━━━━━ Source records
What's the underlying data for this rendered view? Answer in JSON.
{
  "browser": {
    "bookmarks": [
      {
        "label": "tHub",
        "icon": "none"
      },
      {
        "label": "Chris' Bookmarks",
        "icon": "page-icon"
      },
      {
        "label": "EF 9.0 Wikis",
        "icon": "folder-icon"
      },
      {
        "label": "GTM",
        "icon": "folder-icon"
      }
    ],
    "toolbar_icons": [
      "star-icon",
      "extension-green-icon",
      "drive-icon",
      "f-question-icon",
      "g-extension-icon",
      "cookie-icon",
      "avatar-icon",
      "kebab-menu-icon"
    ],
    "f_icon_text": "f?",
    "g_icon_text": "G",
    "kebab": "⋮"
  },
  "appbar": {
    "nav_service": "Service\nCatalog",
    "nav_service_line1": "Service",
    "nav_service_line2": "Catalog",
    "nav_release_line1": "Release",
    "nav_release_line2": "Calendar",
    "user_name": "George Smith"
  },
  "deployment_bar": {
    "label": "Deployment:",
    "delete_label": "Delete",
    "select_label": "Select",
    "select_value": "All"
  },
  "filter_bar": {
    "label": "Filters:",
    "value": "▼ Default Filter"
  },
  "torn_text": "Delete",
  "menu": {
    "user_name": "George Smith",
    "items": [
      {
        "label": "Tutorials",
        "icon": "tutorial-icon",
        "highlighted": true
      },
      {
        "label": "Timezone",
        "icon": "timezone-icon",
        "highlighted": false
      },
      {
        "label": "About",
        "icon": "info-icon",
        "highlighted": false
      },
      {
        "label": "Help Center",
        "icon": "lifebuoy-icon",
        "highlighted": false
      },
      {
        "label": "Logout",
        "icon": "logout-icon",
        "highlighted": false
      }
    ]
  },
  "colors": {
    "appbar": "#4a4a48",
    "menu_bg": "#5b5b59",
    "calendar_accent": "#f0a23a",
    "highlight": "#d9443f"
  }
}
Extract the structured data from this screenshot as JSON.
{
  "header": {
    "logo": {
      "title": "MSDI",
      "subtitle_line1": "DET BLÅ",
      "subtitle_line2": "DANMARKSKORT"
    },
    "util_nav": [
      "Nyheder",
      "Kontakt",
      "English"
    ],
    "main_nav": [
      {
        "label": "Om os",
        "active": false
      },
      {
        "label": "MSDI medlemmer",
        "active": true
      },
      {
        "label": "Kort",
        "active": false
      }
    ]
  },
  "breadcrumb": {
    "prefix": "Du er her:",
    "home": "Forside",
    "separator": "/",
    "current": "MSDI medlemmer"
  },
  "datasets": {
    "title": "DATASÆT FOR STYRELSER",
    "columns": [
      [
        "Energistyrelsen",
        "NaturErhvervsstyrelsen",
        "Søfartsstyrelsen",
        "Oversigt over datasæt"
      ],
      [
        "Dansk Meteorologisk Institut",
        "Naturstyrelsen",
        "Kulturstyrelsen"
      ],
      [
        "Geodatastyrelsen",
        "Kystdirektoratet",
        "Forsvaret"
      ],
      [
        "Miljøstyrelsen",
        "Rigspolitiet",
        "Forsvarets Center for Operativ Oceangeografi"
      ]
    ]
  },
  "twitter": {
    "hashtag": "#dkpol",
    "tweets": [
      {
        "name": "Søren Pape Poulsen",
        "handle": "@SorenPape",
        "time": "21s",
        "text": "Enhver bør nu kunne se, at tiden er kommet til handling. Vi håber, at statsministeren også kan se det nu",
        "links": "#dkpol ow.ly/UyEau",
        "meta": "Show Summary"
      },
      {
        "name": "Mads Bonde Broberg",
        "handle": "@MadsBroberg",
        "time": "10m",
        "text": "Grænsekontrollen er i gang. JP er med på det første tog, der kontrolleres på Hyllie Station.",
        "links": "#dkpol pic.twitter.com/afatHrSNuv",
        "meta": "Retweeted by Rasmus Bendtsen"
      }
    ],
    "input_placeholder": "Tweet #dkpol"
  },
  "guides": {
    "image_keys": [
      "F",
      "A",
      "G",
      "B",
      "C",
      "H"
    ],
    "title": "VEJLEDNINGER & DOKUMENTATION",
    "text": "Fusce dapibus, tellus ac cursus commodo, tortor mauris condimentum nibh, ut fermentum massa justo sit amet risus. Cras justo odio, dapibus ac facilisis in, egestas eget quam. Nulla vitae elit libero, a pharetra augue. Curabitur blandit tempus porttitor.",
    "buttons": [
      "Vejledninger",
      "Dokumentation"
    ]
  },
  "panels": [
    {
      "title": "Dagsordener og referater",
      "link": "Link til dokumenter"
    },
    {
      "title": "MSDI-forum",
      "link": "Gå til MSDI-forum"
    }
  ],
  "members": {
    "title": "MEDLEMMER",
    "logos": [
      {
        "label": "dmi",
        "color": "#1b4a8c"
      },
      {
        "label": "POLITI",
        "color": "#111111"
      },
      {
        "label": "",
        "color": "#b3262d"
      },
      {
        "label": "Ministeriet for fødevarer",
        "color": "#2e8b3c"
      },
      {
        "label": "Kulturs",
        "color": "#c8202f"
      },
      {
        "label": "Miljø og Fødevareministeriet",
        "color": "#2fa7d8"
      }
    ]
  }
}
━━━━━━━━━━
◆ Description of the task: From the data above, show each line that contains "extension".

◆ Output below:
      "extension-green-icon",
      "g-extension-icon",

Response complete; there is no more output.